Task to carry out =
Reply with only the number of lines that contain the string "博士研究生".

-- Task input start --

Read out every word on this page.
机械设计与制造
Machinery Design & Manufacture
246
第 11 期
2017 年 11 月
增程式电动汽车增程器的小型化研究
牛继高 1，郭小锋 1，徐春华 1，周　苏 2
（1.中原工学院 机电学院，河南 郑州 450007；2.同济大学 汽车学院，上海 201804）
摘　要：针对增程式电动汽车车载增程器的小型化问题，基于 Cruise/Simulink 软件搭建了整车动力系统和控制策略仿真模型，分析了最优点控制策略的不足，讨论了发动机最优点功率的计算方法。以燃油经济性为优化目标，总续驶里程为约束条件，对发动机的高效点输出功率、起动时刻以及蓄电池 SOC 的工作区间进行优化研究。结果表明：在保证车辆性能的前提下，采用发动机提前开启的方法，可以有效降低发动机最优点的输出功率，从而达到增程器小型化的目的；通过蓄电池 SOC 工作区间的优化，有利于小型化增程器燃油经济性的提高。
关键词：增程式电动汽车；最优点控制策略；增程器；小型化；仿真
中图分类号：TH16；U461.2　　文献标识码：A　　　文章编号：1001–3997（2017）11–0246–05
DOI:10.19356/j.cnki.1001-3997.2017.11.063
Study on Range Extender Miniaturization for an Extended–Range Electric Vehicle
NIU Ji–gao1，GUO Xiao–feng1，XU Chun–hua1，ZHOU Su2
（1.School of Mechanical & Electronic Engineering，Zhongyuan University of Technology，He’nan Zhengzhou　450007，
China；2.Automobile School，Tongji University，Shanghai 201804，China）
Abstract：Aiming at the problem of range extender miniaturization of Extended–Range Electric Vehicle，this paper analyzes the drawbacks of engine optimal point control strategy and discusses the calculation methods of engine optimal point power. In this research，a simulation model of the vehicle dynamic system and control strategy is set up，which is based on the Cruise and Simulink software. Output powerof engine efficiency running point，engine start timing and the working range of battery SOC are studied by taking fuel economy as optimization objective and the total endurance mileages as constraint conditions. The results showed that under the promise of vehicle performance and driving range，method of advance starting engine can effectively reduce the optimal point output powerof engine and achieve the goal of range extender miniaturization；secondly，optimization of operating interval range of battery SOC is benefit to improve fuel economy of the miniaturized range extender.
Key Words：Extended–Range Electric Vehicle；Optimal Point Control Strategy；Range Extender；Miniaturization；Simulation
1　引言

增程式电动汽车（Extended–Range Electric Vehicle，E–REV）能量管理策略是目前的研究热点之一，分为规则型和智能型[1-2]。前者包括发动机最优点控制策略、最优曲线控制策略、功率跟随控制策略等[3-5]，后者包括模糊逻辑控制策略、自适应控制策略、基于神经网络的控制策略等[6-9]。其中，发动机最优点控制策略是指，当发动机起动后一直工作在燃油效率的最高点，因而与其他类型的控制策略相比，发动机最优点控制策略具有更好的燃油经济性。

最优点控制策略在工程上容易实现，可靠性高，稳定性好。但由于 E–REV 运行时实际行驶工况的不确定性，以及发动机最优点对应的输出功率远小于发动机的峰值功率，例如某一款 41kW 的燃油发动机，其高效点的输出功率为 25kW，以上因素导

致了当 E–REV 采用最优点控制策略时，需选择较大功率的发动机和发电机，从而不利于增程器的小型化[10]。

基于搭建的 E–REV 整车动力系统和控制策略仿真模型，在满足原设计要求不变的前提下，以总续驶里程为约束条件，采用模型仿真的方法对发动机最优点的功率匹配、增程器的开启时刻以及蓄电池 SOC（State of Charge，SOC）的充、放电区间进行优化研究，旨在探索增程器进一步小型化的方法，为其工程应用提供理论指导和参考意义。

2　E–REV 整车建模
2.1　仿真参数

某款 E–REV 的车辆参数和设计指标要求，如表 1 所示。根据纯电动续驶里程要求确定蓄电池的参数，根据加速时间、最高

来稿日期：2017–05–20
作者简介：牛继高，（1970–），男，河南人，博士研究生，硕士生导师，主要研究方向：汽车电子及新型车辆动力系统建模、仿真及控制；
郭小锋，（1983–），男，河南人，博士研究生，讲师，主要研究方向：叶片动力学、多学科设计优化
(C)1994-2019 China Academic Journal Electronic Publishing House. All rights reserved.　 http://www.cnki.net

-- Task input end --

Written solution =
2